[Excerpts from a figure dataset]
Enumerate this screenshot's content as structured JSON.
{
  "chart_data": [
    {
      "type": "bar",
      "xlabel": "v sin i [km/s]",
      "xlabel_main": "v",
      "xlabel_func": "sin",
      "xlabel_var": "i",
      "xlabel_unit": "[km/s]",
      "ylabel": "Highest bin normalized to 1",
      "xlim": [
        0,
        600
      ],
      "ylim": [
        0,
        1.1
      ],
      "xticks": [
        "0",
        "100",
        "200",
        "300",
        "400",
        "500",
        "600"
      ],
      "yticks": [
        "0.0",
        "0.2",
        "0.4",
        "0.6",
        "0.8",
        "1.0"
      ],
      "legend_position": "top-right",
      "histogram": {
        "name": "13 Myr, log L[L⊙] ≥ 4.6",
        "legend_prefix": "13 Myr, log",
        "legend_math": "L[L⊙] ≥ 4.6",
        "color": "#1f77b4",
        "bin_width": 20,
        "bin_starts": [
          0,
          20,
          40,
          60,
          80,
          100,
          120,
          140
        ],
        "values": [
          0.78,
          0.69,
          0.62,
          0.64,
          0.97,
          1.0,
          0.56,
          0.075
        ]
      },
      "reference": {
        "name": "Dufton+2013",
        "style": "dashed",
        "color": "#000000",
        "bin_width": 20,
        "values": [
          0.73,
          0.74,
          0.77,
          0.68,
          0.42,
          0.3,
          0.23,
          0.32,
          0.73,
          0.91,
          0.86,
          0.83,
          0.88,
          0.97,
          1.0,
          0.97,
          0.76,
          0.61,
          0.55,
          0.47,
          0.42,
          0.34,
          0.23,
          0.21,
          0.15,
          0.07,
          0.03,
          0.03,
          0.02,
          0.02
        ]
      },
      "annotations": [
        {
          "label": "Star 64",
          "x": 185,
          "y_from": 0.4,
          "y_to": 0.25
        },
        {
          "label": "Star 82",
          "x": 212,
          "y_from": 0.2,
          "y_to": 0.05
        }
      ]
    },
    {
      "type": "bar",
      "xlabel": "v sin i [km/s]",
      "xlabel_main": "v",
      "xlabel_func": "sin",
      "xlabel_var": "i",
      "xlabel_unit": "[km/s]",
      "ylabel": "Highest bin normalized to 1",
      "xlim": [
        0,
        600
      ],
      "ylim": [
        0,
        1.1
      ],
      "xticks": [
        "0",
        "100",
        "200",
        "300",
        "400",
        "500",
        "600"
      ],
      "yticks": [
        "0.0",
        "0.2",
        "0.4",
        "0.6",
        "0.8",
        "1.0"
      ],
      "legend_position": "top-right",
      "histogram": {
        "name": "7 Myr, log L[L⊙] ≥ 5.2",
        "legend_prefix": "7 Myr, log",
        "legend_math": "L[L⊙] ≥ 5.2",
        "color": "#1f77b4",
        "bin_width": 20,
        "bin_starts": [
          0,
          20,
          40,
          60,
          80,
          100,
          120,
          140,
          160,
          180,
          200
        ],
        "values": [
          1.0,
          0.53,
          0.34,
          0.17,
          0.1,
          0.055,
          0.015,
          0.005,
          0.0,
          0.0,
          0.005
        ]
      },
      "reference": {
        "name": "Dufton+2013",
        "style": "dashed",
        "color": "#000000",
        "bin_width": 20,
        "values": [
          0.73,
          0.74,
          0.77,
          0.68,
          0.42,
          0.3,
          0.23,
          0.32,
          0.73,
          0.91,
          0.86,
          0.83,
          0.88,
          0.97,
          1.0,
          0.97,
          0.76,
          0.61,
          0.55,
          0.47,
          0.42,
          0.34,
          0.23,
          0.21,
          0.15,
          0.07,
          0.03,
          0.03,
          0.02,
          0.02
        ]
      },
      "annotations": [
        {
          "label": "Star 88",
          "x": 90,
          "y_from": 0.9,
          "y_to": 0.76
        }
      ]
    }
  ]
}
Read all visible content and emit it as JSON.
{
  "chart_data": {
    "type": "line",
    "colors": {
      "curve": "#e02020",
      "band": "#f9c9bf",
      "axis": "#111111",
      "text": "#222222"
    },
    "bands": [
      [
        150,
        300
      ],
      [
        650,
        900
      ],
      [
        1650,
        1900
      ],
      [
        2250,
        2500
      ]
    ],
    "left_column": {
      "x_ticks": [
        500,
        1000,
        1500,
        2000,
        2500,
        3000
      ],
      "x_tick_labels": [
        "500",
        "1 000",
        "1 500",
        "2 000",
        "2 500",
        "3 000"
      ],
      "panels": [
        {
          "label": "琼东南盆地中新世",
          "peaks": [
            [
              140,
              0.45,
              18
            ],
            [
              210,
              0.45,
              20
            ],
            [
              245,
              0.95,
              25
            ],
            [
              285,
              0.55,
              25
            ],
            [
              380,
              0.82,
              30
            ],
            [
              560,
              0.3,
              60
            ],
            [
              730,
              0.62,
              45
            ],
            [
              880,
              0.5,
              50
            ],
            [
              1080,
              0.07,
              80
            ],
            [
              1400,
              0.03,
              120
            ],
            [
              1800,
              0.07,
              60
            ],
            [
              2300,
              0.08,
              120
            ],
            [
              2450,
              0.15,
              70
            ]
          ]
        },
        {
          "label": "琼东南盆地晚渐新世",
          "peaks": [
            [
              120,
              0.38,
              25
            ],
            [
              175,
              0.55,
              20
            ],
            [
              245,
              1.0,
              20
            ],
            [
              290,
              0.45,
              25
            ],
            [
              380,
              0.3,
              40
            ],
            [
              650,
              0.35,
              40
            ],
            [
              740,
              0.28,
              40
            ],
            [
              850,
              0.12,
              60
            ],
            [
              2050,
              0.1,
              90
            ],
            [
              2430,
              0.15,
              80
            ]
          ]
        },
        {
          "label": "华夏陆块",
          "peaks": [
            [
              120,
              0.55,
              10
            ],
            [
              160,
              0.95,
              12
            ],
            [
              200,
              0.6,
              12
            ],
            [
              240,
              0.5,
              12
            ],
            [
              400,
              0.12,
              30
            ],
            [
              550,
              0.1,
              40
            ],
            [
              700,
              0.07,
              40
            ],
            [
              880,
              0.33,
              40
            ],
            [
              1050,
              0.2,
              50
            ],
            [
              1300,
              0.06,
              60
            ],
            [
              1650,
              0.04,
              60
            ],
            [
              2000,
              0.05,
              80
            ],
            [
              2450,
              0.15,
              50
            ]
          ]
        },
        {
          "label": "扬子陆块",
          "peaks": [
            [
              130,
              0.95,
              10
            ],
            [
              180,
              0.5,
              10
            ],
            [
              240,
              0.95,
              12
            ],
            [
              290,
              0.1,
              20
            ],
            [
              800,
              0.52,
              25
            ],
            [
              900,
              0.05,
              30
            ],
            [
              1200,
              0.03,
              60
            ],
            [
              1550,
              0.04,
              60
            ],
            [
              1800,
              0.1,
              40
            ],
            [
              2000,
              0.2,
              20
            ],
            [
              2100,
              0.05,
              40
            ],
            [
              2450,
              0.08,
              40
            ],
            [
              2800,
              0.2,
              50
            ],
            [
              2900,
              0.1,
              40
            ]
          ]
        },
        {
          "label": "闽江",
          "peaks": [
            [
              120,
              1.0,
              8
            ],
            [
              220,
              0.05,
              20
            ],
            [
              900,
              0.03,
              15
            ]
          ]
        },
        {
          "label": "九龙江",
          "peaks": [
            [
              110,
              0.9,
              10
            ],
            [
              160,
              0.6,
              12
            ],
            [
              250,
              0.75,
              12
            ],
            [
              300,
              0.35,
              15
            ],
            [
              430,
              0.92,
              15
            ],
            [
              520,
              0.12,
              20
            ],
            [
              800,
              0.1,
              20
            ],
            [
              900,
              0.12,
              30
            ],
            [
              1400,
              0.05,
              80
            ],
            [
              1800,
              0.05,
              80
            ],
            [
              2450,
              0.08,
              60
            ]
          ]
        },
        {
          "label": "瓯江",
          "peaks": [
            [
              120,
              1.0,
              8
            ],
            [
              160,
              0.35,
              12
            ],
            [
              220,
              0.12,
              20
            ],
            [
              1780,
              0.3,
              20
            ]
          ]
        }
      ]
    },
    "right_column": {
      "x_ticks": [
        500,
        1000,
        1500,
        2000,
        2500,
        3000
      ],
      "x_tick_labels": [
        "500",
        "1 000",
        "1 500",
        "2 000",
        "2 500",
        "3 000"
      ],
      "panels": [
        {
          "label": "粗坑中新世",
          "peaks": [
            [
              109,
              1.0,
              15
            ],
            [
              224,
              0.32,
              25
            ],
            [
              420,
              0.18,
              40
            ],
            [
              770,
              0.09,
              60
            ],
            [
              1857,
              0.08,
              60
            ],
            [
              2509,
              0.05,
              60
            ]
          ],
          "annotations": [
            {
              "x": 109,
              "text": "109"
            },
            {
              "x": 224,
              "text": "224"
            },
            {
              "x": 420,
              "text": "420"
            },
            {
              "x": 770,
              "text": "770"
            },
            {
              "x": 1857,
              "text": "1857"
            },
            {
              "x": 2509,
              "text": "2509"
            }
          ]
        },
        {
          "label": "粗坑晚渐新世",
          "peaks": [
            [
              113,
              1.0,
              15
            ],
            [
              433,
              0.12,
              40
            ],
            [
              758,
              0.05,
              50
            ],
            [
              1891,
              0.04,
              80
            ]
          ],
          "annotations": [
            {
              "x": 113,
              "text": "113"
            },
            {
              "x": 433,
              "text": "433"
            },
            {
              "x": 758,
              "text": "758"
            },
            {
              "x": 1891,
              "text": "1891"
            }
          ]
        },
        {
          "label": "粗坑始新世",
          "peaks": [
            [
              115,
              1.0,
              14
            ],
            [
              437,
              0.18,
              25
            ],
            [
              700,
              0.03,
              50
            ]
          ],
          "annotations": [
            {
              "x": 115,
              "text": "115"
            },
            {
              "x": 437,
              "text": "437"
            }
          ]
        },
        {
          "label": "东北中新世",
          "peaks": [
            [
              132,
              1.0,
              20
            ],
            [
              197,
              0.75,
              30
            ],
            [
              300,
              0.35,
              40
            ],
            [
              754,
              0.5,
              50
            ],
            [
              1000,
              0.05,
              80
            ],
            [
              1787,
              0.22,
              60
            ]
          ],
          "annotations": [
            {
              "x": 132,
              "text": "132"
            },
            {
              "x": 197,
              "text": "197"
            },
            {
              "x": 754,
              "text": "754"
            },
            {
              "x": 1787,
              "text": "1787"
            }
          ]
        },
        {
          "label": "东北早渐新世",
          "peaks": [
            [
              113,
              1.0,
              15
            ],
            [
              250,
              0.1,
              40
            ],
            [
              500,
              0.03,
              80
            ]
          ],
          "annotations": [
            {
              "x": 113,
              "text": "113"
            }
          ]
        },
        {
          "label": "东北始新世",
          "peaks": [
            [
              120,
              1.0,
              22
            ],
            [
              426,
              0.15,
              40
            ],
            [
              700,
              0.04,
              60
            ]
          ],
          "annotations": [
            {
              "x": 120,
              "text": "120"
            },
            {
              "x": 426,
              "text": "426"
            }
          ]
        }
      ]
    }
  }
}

Your instructions
Copy, from the material above, each line in which the string "JSON" occurs.

Finished exercise
Enumerate this screenshot's content as structured JSON.
Read all visible content and emit it as JSON.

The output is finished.